[Data records]
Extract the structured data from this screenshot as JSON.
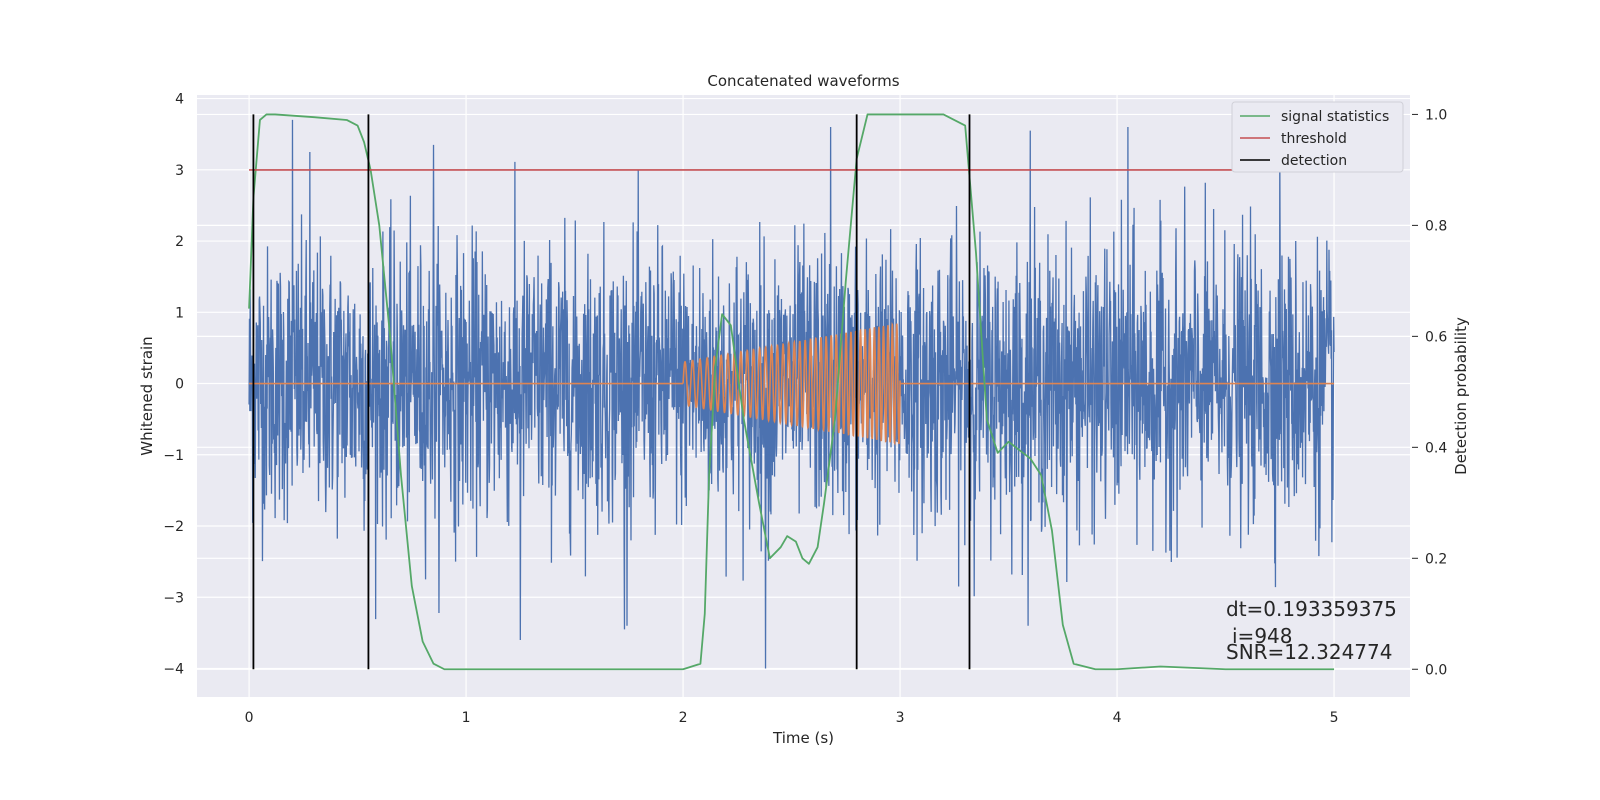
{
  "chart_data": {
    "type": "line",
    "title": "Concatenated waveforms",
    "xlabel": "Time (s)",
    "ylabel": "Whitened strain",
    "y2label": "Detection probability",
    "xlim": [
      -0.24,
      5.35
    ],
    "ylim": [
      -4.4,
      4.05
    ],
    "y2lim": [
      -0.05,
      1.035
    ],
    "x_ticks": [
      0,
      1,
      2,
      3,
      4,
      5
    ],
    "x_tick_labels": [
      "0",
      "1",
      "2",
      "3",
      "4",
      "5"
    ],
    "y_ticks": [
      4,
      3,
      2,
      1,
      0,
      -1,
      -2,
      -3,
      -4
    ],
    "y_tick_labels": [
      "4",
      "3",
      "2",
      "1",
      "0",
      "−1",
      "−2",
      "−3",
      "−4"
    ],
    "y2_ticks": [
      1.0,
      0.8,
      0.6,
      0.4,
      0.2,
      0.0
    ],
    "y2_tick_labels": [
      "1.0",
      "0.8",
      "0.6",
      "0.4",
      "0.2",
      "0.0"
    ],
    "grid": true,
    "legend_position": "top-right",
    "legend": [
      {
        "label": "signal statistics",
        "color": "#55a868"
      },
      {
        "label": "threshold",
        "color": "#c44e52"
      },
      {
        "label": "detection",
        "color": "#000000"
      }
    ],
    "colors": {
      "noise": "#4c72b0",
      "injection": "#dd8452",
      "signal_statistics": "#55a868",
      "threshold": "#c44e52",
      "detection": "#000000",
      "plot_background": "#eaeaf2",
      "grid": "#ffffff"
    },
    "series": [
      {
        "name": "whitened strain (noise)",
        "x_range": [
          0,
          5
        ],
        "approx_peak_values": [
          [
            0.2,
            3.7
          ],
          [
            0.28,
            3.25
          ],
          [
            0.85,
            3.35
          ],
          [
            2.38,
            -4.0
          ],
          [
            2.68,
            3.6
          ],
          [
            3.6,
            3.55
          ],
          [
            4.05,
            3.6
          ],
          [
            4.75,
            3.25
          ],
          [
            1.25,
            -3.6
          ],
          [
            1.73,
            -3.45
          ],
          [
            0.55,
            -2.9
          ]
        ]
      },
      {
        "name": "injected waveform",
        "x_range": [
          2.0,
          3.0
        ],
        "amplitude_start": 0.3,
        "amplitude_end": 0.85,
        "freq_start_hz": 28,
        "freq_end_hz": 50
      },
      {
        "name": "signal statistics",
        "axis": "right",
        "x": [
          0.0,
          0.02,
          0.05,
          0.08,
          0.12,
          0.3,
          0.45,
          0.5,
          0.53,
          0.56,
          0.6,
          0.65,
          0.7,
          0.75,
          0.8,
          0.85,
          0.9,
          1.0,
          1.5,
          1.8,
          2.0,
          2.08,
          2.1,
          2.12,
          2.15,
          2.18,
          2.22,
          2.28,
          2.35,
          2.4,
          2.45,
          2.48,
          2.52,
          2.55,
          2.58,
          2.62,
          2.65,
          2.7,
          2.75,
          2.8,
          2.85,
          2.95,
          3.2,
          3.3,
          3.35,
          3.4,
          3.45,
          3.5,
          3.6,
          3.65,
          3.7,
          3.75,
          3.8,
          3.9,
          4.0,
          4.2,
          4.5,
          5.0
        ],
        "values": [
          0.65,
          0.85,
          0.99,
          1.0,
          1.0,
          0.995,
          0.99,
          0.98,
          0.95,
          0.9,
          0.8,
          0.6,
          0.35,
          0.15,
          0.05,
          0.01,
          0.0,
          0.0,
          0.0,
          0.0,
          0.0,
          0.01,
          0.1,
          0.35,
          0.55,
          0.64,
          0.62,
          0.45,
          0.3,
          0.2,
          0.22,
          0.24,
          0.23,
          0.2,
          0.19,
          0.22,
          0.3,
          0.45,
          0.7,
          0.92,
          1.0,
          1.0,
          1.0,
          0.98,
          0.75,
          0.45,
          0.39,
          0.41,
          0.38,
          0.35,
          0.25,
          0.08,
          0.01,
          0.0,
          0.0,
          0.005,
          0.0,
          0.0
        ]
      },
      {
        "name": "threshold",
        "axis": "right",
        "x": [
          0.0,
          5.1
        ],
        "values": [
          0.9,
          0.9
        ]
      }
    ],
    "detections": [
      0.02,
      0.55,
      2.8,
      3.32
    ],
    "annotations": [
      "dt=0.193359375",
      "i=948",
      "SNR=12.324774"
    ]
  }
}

* * *

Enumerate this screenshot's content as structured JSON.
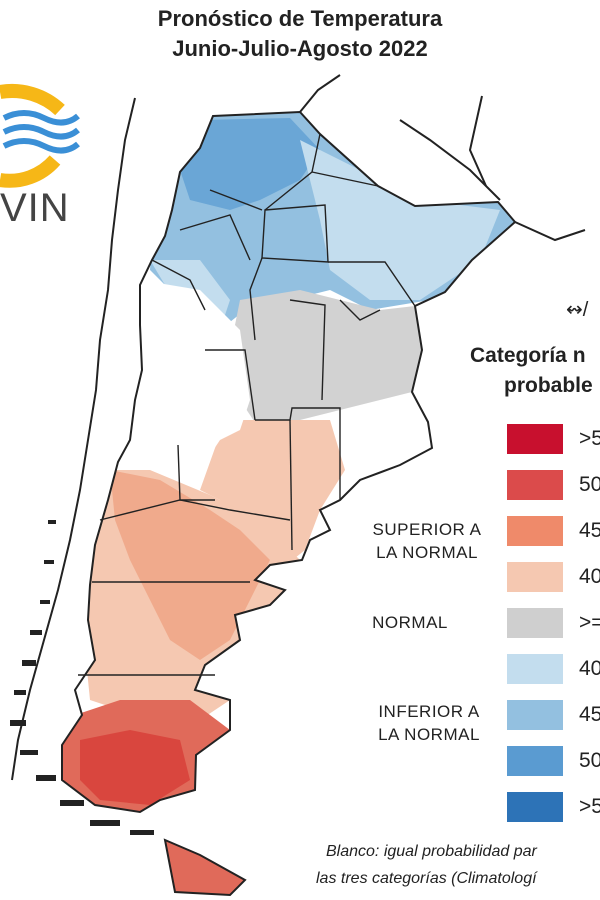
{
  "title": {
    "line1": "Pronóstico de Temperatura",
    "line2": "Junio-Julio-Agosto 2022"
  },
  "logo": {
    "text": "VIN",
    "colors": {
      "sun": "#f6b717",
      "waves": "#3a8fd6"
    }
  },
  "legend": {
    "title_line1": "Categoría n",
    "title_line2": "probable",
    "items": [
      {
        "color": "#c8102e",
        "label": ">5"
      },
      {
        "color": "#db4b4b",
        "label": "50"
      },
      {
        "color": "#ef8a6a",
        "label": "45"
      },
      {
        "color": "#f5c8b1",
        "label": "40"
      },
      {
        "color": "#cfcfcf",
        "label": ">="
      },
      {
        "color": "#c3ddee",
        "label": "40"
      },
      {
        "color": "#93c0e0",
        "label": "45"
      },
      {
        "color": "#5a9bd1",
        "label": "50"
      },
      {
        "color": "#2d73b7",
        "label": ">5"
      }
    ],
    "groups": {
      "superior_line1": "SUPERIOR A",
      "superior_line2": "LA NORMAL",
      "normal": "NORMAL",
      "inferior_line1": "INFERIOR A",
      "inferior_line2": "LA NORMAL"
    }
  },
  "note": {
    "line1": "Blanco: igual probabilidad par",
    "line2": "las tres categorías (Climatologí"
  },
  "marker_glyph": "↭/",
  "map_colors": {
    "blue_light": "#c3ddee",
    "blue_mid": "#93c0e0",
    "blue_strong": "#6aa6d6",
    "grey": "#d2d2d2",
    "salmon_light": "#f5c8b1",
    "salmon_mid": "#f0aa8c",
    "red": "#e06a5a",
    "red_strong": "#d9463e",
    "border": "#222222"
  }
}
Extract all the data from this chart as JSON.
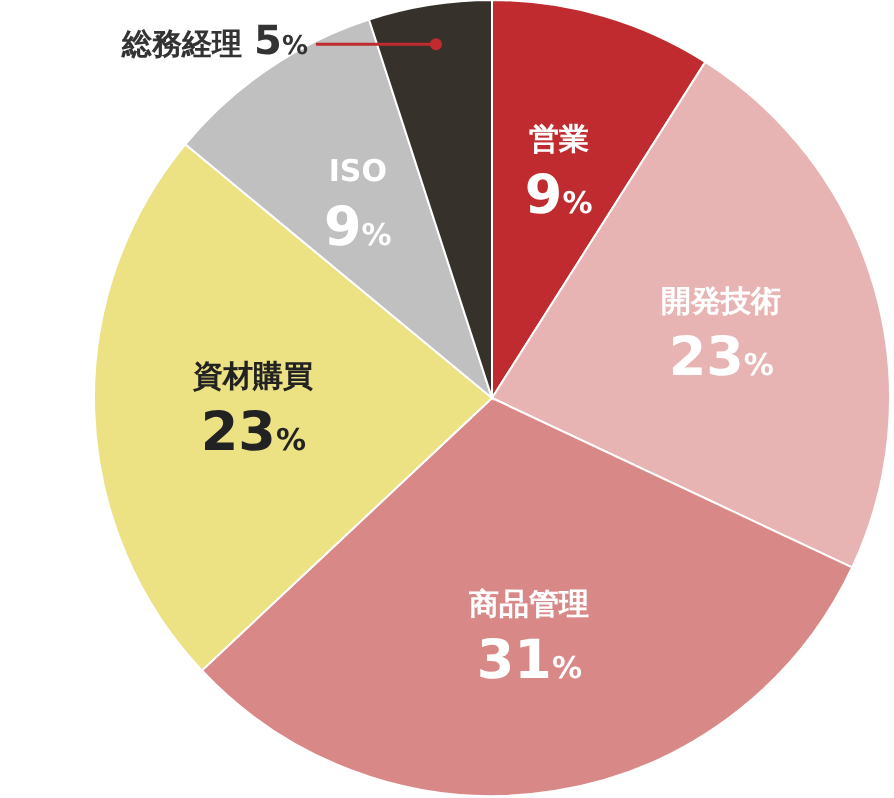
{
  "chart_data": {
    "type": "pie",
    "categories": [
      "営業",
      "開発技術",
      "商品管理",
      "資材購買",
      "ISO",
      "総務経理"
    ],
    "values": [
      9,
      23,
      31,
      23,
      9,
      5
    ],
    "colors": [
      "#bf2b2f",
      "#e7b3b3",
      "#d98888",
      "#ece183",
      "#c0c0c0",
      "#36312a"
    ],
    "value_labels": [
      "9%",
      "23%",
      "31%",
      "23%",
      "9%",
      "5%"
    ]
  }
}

• [TASK BRIEF]
Copy each line containing the word "screenshot" from the data.

• [THE RESULT]
Extract the structured data from this screenshot as JSON.
Enumerate this screenshot's content as structured JSON.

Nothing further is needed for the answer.